:: EXERCISE TASK ::
Extract the text of each entry below exactly, leaving every image behind.

:: THE DATA ::
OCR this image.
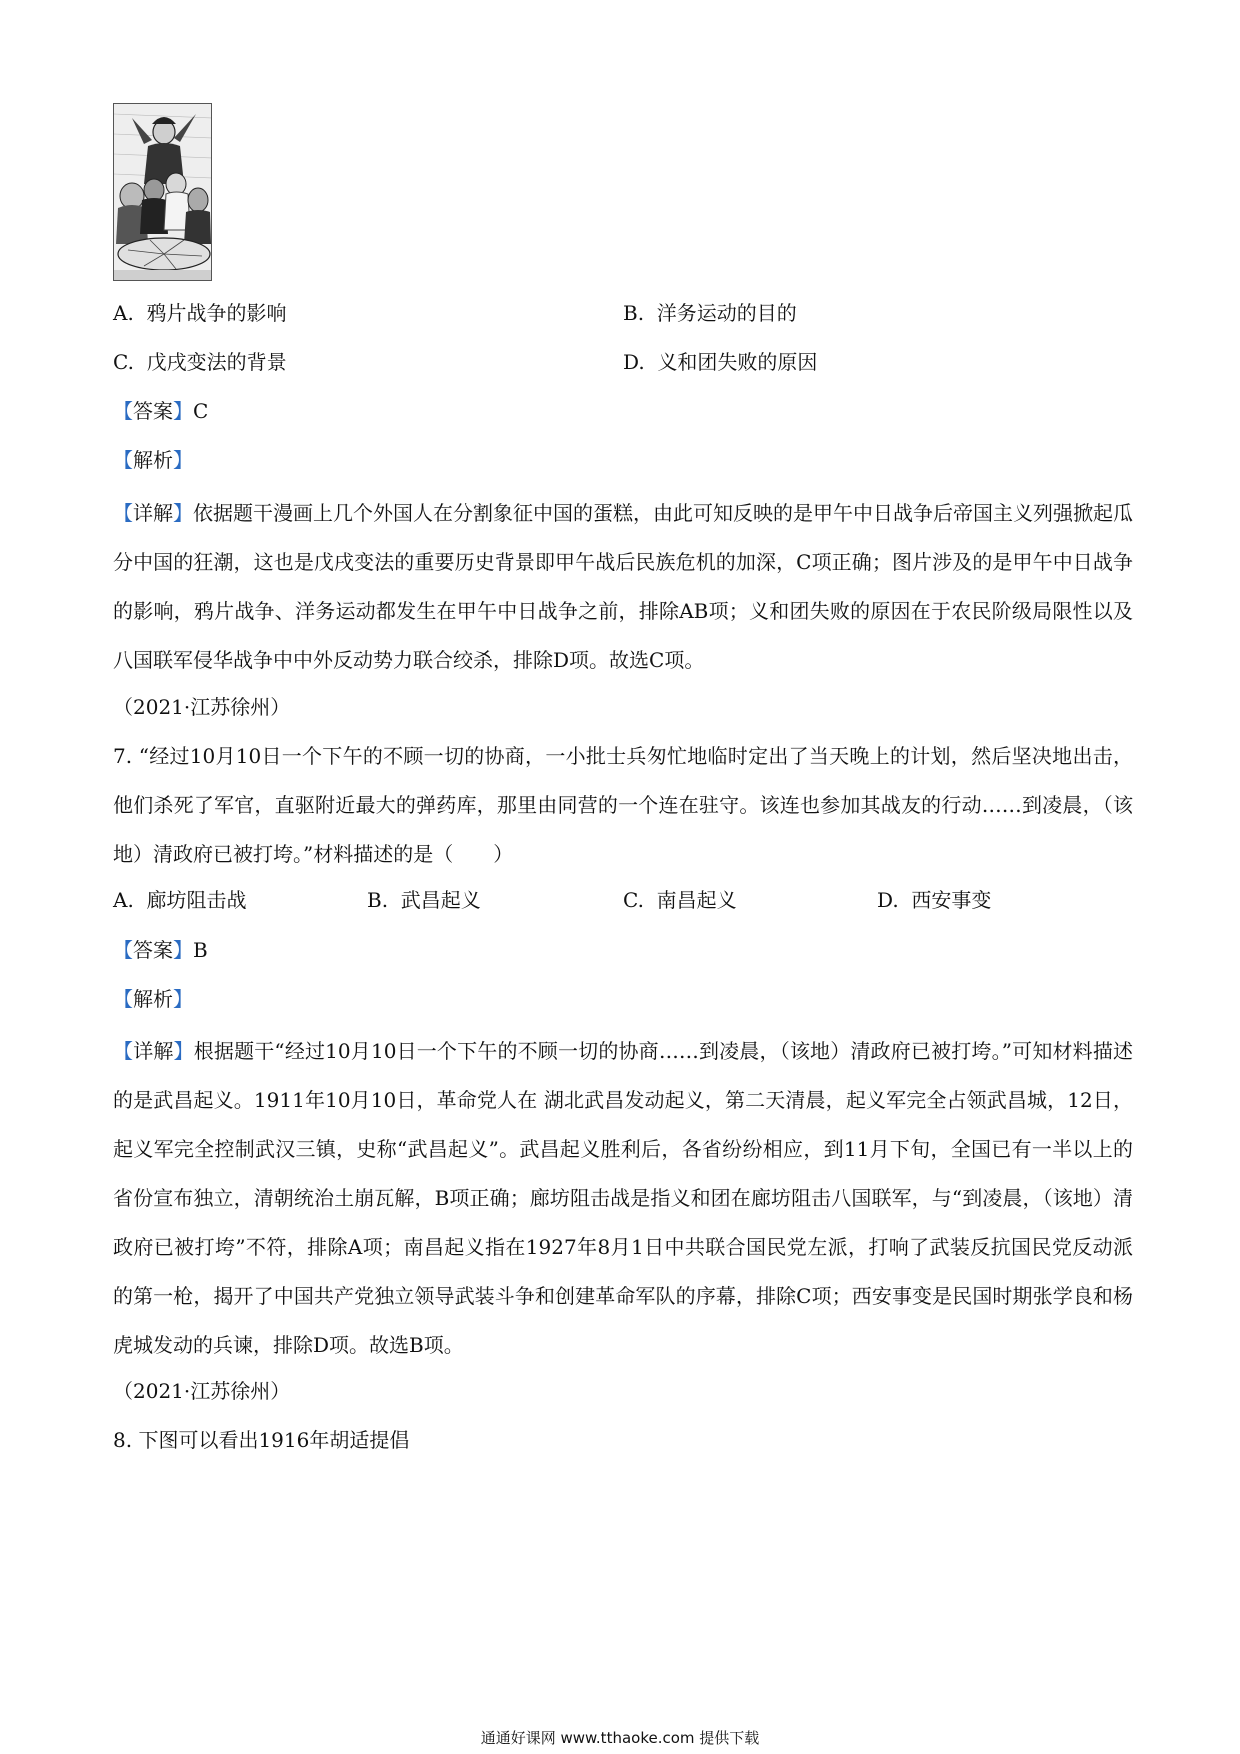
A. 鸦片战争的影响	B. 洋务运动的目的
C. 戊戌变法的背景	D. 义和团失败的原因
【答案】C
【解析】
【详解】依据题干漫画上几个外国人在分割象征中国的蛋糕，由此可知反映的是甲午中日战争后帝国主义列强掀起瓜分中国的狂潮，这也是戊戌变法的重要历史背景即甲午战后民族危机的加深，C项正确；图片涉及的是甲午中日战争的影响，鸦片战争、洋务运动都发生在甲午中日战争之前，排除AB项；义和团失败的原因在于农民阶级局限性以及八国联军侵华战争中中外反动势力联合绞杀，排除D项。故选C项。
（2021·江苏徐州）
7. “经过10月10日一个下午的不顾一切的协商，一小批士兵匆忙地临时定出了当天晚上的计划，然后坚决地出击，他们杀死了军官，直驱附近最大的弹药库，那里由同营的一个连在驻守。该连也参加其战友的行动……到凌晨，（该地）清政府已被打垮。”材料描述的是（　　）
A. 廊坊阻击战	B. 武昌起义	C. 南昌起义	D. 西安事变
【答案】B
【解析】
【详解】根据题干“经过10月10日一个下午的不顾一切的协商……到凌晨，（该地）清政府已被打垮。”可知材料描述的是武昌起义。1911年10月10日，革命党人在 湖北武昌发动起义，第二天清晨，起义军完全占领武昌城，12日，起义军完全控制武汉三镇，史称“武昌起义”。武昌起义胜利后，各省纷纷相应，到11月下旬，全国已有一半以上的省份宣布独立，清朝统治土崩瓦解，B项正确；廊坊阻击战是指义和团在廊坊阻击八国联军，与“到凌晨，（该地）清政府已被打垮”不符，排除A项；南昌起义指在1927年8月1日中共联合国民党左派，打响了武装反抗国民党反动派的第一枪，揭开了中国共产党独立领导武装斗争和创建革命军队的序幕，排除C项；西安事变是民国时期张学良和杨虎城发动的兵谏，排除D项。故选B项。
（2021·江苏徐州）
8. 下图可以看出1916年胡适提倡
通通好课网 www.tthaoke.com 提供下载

:: THE OUTPUT ::
OCR this image.
A. 鸦片战争的影响	B. 洋务运动的目的
C. 戊戌变法的背景	D. 义和团失败的原因
【答案】C
【解析】
【详解】依据题干漫画上几个外国人在分割象征中国的蛋糕，由此可知反映的是甲午中日战争后帝国主义列强掀起瓜分中国的狂潮，这也是戊戌变法的重要历史背景即甲午战后民族危机的加深，C项正确；图片涉及的是甲午中日战争的影响，鸦片战争、洋务运动都发生在甲午中日战争之前，排除AB项；义和团失败的原因在于农民阶级局限性以及八国联军侵华战争中中外反动势力联合绞杀，排除D项。故选C项。
（2021·江苏徐州）
7. “经过10月10日一个下午的不顾一切的协商，一小批士兵匆忙地临时定出了当天晚上的计划，然后坚决地出击，他们杀死了军官，直驱附近最大的弹药库，那里由同营的一个连在驻守。该连也参加其战友的行动……到凌晨，（该地）清政府已被打垮。”材料描述的是（　　）
A. 廊坊阻击战	B. 武昌起义	C. 南昌起义	D. 西安事变
【答案】B
【解析】
【详解】根据题干“经过10月10日一个下午的不顾一切的协商……到凌晨，（该地）清政府已被打垮。”可知材料描述的是武昌起义。1911年10月10日，革命党人在 湖北武昌发动起义，第二天清晨，起义军完全占领武昌城，12日，起义军完全控制武汉三镇，史称“武昌起义”。武昌起义胜利后，各省纷纷相应，到11月下旬，全国已有一半以上的省份宣布独立，清朝统治土崩瓦解，B项正确；廊坊阻击战是指义和团在廊坊阻击八国联军，与“到凌晨，（该地）清政府已被打垮”不符，排除A项；南昌起义指在1927年8月1日中共联合国民党左派，打响了武装反抗国民党反动派的第一枪，揭开了中国共产党独立领导武装斗争和创建革命军队的序幕，排除C项；西安事变是民国时期张学良和杨虎城发动的兵谏，排除D项。故选B项。
（2021·江苏徐州）
8. 下图可以看出1916年胡适提倡
通通好课网 www.tthaoke.com 提供下载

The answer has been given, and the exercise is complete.